▸ **GIVEN PROBLEM**
Print the listing that follows, character for character.

▸ **GIVEN INFORMATION**

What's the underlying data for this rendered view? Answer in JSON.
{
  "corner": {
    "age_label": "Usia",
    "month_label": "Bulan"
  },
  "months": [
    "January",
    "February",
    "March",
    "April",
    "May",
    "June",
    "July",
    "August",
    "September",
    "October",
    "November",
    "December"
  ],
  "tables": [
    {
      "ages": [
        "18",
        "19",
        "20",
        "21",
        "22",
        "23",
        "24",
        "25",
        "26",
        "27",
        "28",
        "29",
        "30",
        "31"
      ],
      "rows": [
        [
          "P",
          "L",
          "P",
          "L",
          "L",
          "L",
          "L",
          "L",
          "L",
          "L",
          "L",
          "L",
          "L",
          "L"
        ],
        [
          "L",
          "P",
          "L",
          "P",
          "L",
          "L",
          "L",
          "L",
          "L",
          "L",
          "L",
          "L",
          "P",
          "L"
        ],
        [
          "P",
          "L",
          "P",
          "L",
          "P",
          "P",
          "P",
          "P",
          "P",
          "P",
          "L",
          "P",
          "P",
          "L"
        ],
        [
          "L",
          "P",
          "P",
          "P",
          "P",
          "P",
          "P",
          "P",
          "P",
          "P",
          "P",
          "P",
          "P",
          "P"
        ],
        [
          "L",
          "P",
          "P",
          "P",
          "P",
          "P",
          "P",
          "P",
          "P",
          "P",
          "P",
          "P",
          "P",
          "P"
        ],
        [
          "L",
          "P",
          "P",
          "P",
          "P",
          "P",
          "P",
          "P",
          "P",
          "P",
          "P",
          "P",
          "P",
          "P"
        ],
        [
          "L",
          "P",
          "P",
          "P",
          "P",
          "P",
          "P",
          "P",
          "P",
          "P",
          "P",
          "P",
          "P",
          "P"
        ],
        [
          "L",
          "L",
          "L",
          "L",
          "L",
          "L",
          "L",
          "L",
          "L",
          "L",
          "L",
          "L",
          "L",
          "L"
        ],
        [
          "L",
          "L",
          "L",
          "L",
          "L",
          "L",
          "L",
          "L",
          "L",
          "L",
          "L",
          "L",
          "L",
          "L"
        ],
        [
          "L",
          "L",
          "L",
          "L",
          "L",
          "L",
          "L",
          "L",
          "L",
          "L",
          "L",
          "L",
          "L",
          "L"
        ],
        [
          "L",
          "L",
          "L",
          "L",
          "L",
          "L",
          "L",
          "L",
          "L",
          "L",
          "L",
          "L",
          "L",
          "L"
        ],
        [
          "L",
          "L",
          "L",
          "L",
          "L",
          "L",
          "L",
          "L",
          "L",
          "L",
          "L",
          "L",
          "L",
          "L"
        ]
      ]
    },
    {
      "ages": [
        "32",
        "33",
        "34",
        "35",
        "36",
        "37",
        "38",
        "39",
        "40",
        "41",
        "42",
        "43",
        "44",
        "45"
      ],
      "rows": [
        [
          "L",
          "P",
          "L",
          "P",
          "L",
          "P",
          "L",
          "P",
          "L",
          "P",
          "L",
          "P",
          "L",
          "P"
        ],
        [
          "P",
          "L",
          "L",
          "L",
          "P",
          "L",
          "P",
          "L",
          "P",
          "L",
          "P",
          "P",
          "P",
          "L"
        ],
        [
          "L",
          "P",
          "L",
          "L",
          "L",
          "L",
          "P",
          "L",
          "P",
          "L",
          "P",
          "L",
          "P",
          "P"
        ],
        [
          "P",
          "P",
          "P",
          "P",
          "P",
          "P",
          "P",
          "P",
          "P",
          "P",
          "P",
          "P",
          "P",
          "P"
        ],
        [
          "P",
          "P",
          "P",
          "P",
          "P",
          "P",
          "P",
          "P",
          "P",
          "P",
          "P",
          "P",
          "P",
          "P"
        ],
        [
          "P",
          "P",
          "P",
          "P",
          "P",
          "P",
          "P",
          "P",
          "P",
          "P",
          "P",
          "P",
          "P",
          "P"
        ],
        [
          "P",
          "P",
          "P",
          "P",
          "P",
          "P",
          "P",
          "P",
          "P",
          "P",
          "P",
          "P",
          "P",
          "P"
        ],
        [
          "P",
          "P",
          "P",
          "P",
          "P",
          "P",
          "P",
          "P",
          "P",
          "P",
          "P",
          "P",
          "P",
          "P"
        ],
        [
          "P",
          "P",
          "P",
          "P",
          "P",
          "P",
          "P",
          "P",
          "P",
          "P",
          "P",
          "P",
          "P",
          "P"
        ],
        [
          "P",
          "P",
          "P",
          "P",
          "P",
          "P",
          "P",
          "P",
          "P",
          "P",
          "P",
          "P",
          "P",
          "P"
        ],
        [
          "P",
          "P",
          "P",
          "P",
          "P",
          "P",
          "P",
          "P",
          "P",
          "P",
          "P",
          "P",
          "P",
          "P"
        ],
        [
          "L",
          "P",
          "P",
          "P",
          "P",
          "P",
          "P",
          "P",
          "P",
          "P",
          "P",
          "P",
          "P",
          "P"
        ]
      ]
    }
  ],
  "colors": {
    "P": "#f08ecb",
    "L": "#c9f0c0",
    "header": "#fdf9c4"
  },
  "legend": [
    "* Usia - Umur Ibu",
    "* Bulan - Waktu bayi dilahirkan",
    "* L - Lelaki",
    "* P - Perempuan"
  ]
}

▸ **COMPLETE RESPONSE**
What's the underlying data for this rendered view? Answer in JSON.
{
  "corner": {
    "age_label": "Usia",
    "month_label": "Bulan"
  },
  "months": [
    "January",
    "February",
    "March",
    "April",
    "May",
    "June",
    "July",
    "August",
    "September",
    "October",
    "November",
    "December"
  ],
  "tables": [
    {
      "ages": [
        "18",
        "19",
        "20",
        "21",
        "22",
        "23",
        "24",
        "25",
        "26",
        "27",
        "28",
        "29",
        "30",
        "31"
      ],
      "rows": [
        [
          "P",
          "L",
          "P",
          "L",
          "L",
          "L",
          "L",
          "L",
          "L",
          "L",
          "L",
          "L",
          "L",
          "L"
        ],
        [
          "L",
          "P",
          "L",
          "P",
          "L",
          "L",
          "L",
          "L",
          "L",
          "L",
          "L",
          "L",
          "P",
          "L"
        ],
        [
          "P",
          "L",
          "P",
          "L",
          "P",
          "P",
          "P",
          "P",
          "P",
          "P",
          "L",
          "P",
          "P",
          "L"
        ],
        [
          "L",
          "P",
          "P",
          "P",
          "P",
          "P",
          "P",
          "P",
          "P",
          "P",
          "P",
          "P",
          "P",
          "P"
        ],
        [
          "L",
          "P",
          "P",
          "P",
          "P",
          "P",
          "P",
          "P",
          "P",
          "P",
          "P",
          "P",
          "P",
          "P"
        ],
        [
          "L",
          "P",
          "P",
          "P",
          "P",
          "P",
          "P",
          "P",
          "P",
          "P",
          "P",
          "P",
          "P",
          "P"
        ],
        [
          "L",
          "P",
          "P",
          "P",
          "P",
          "P",
          "P",
          "P",
          "P",
          "P",
          "P",
          "P",
          "P",
          "P"
        ],
        [
          "L",
          "L",
          "L",
          "L",
          "L",
          "L",
          "L",
          "L",
          "L",
          "L",
          "L",
          "L",
          "L",
          "L"
        ],
        [
          "L",
          "L",
          "L",
          "L",
          "L",
          "L",
          "L",
          "L",
          "L",
          "L",
          "L",
          "L",
          "L",
          "L"
        ],
        [
          "L",
          "L",
          "L",
          "L",
          "L",
          "L",
          "L",
          "L",
          "L",
          "L",
          "L",
          "L",
          "L",
          "L"
        ],
        [
          "L",
          "L",
          "L",
          "L",
          "L",
          "L",
          "L",
          "L",
          "L",
          "L",
          "L",
          "L",
          "L",
          "L"
        ],
        [
          "L",
          "L",
          "L",
          "L",
          "L",
          "L",
          "L",
          "L",
          "L",
          "L",
          "L",
          "L",
          "L",
          "L"
        ]
      ]
    },
    {
      "ages": [
        "32",
        "33",
        "34",
        "35",
        "36",
        "37",
        "38",
        "39",
        "40",
        "41",
        "42",
        "43",
        "44",
        "45"
      ],
      "rows": [
        [
          "L",
          "P",
          "L",
          "P",
          "L",
          "P",
          "L",
          "P",
          "L",
          "P",
          "L",
          "P",
          "L",
          "P"
        ],
        [
          "P",
          "L",
          "L",
          "L",
          "P",
          "L",
          "P",
          "L",
          "P",
          "L",
          "P",
          "P",
          "P",
          "L"
        ],
        [
          "L",
          "P",
          "L",
          "L",
          "L",
          "L",
          "P",
          "L",
          "P",
          "L",
          "P",
          "L",
          "P",
          "P"
        ],
        [
          "P",
          "P",
          "P",
          "P",
          "P",
          "P",
          "P",
          "P",
          "P",
          "P",
          "P",
          "P",
          "P",
          "P"
        ],
        [
          "P",
          "P",
          "P",
          "P",
          "P",
          "P",
          "P",
          "P",
          "P",
          "P",
          "P",
          "P",
          "P",
          "P"
        ],
        [
          "P",
          "P",
          "P",
          "P",
          "P",
          "P",
          "P",
          "P",
          "P",
          "P",
          "P",
          "P",
          "P",
          "P"
        ],
        [
          "P",
          "P",
          "P",
          "P",
          "P",
          "P",
          "P",
          "P",
          "P",
          "P",
          "P",
          "P",
          "P",
          "P"
        ],
        [
          "P",
          "P",
          "P",
          "P",
          "P",
          "P",
          "P",
          "P",
          "P",
          "P",
          "P",
          "P",
          "P",
          "P"
        ],
        [
          "P",
          "P",
          "P",
          "P",
          "P",
          "P",
          "P",
          "P",
          "P",
          "P",
          "P",
          "P",
          "P",
          "P"
        ],
        [
          "P",
          "P",
          "P",
          "P",
          "P",
          "P",
          "P",
          "P",
          "P",
          "P",
          "P",
          "P",
          "P",
          "P"
        ],
        [
          "P",
          "P",
          "P",
          "P",
          "P",
          "P",
          "P",
          "P",
          "P",
          "P",
          "P",
          "P",
          "P",
          "P"
        ],
        [
          "L",
          "P",
          "P",
          "P",
          "P",
          "P",
          "P",
          "P",
          "P",
          "P",
          "P",
          "P",
          "P",
          "P"
        ]
      ]
    }
  ],
  "colors": {
    "P": "#f08ecb",
    "L": "#c9f0c0",
    "header": "#fdf9c4"
  },
  "legend": [
    "* Usia - Umur Ibu",
    "* Bulan - Waktu bayi dilahirkan",
    "* L - Lelaki",
    "* P - Perempuan"
  ]
}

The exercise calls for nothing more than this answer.